━━ EXTRACTED ENTRIES
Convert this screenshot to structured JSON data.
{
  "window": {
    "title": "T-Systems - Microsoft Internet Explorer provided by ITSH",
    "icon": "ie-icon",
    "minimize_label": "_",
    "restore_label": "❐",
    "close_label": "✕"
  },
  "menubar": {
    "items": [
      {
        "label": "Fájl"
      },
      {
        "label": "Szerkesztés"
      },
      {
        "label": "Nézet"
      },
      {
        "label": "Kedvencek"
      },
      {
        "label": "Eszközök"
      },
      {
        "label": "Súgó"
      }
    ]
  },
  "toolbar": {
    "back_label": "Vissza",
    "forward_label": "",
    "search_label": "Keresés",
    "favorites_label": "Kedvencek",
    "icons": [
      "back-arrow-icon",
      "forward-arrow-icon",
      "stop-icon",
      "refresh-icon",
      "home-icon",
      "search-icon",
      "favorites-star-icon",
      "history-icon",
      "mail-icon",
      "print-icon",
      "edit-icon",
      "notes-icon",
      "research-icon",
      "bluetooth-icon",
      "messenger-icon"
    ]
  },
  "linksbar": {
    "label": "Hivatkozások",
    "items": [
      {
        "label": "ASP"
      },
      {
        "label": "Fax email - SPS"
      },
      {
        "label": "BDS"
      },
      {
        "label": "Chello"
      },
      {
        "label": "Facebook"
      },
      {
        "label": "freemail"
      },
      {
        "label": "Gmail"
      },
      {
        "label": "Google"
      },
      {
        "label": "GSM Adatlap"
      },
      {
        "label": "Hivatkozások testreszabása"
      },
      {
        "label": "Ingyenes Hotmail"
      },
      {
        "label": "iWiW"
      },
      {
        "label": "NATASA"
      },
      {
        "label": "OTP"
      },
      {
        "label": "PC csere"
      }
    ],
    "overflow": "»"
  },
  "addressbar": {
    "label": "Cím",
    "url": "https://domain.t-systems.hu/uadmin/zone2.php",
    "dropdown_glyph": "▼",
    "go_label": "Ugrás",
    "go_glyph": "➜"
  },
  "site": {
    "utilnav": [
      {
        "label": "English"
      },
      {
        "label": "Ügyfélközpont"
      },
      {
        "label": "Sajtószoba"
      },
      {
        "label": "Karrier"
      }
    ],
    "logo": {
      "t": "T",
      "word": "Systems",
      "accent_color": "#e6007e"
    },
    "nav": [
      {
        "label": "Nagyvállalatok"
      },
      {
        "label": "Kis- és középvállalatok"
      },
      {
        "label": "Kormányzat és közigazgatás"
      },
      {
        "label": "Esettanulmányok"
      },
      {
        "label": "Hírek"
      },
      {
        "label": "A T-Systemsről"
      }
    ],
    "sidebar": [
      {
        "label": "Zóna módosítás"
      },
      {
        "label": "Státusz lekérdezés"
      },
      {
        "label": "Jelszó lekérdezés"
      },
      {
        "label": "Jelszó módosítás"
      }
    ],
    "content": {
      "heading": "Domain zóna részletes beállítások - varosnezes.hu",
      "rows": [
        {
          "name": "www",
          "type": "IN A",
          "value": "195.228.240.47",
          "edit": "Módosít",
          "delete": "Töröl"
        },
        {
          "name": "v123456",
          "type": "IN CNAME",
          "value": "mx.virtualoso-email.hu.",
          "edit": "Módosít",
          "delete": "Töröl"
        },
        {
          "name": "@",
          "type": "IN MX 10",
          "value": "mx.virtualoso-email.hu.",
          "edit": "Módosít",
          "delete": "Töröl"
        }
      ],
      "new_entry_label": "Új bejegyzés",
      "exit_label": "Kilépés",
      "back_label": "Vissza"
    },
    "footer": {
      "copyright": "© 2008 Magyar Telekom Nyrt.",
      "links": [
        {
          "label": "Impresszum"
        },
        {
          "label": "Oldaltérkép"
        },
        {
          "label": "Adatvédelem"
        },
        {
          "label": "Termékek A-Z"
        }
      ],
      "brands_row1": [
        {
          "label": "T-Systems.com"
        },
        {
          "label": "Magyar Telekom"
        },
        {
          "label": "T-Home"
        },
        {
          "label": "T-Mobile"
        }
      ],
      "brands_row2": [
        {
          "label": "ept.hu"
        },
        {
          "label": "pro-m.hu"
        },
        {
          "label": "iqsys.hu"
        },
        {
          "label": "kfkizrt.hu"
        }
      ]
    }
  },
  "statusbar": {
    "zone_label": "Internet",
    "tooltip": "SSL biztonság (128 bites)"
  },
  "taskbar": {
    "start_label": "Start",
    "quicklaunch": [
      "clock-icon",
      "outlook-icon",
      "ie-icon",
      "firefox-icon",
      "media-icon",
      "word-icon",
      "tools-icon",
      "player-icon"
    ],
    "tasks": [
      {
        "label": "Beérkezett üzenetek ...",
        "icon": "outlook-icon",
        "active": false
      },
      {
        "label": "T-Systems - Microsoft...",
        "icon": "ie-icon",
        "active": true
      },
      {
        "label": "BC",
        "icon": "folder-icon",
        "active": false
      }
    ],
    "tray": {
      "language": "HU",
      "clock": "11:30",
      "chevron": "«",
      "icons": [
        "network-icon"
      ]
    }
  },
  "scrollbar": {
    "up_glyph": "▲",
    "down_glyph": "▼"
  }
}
━━━━
#### CHALLENGE:
Search the data above for the string "módosítás" and return every line that has it.

#### EXPECTED ANSWER:
        "label": "Zóna módosítás"
        "label": "Jelszó módosítás"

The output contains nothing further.